Кто в выбранном отрывке ставит под сомнение точность донесения 2-го корпуса?

*ВЫБРАННЫЙ ОТРЫВОК*.
◆ ◆ ◆ ◆ ◆
Отмечая активность противника в воздухе в этот день, оперативный отдел штаба 2-го корпуса сообщал в донесении от 1 апреля:

"Передовые части все утро подвергались продолжительной бомбардировке с воздуха. Полное отсутствие воздушного прикрытия наших войск дало возможность германской авиации действовать почти беспрепятственно. Авиация противника подвергла бомбардировке командные пункты всех дивизий и сосредоточила свои усилия против частей, наносящих главный удар".

Ответ командующего тактической авиацией Конингема Паттону был резким. Поставив под сомнение точность донесения 2-го корпуса, Конингем радировал Паттону: "Я думаю, что Вы не намерены заставить командиров американской авиации заниматься только обороной. Мне кажется, то Вы хотите прибегнуть к дискредитировавшей себя практике ссылаться на авиацию в оправдание отсутствия успехов на земле. Если же Ваше донесение объективное и соответствует действительности, тогда остается только предположить, что личный состав 2-го корпуса, о котором идет речь, не соответствует требованиям современного боя{5}.
◆ ◆ ◆ ◆ ◆
*ИСХОДНЫЕ ДАННЫЕ*.
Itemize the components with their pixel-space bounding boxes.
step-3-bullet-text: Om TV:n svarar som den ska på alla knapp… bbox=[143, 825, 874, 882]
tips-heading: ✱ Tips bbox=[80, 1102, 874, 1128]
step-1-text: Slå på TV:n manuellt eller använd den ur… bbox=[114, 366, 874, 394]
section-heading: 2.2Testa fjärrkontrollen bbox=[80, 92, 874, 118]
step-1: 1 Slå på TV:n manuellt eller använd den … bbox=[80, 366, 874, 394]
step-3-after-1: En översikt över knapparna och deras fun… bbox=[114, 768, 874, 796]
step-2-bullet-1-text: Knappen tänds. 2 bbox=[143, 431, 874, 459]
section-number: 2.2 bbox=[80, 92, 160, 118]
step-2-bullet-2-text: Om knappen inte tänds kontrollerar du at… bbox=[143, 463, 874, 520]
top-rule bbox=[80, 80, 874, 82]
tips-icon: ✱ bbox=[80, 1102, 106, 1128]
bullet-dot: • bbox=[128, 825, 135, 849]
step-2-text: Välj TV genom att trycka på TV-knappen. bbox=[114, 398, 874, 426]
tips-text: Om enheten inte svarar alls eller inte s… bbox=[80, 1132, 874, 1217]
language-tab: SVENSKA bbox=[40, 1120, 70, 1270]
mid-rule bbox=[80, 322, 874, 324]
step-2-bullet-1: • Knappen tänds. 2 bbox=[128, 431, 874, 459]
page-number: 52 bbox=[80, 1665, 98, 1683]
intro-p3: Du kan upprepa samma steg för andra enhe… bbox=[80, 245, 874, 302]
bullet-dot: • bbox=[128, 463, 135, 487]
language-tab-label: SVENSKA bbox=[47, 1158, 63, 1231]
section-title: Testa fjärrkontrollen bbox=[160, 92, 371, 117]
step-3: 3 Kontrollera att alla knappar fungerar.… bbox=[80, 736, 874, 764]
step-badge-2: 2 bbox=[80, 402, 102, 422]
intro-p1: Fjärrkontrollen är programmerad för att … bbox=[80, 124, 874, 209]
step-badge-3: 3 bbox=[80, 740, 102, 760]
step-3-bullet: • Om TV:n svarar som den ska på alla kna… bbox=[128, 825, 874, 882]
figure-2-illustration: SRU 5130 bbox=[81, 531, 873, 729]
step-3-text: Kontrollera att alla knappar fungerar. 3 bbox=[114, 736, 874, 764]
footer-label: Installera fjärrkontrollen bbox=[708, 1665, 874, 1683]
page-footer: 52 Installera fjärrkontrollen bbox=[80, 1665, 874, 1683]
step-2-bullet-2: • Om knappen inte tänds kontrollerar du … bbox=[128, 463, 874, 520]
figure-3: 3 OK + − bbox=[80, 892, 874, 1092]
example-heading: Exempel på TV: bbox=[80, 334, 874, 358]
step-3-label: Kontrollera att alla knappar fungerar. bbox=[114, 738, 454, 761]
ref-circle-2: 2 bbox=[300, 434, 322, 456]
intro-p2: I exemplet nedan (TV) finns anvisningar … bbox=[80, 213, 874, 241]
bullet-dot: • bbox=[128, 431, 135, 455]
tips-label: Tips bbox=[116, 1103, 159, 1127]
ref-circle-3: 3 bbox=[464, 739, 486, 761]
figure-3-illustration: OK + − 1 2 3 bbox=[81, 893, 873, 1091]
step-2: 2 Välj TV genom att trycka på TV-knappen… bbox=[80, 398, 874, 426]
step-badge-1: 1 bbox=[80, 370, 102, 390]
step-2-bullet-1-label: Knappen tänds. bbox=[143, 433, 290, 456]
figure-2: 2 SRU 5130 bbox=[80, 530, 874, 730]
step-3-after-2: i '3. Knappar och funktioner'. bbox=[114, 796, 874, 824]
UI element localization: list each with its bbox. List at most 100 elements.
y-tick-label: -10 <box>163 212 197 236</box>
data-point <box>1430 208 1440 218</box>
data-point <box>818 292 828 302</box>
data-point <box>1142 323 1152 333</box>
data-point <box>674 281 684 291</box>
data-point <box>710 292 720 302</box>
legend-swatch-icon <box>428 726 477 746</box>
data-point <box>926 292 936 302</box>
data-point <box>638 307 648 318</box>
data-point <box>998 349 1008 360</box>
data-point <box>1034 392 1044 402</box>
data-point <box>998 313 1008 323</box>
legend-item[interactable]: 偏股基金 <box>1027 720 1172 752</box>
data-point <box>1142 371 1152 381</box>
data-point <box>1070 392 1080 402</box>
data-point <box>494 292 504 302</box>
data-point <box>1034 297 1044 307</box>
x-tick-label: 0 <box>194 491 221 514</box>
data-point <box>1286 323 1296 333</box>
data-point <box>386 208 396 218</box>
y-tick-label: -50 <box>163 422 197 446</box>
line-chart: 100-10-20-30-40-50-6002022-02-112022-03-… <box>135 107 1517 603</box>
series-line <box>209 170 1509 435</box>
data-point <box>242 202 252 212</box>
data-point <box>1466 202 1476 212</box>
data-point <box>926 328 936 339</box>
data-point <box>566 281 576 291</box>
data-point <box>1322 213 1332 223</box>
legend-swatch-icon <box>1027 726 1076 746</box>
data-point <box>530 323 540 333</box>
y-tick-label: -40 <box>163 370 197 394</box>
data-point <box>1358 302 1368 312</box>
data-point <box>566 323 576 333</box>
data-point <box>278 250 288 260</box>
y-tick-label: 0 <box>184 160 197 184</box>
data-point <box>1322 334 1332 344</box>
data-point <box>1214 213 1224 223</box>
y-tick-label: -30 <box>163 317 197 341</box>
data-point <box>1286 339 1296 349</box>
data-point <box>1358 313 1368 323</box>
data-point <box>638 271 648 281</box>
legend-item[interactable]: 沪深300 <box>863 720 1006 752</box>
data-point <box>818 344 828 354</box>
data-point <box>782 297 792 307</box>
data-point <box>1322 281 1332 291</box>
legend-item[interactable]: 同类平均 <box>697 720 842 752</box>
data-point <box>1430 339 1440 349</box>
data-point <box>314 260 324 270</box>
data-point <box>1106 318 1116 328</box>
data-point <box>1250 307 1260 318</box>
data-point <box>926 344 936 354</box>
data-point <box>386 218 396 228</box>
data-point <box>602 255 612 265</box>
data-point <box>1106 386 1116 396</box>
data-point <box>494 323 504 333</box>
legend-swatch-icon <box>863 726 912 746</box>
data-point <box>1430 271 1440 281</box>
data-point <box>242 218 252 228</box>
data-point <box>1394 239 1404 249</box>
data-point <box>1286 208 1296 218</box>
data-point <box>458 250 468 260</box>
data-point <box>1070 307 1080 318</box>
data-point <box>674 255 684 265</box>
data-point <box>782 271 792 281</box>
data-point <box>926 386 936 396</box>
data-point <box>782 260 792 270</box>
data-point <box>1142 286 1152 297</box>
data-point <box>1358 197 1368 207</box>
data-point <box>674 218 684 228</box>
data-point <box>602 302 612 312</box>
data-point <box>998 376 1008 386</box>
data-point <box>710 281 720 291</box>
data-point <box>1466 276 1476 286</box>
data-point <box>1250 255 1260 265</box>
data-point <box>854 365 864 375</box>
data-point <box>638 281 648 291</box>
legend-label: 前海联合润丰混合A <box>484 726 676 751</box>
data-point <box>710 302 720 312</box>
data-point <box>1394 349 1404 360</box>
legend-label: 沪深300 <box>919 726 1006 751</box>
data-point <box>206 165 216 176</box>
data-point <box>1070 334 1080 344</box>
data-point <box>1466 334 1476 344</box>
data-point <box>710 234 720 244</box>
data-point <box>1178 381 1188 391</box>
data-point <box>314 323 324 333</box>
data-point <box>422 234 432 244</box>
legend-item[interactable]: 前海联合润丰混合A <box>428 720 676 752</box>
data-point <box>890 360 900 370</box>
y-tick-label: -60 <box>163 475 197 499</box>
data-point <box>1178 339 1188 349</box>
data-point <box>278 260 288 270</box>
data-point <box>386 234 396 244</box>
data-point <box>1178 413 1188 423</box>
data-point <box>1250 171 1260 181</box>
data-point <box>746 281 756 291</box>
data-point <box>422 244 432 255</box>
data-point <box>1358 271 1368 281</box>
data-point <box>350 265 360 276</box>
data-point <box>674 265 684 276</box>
◆ ◆ ◆ ◆ ◆
*ОТВЕТ К ЗАДАНИЮ*. Командующий тактической авиацией Конингем.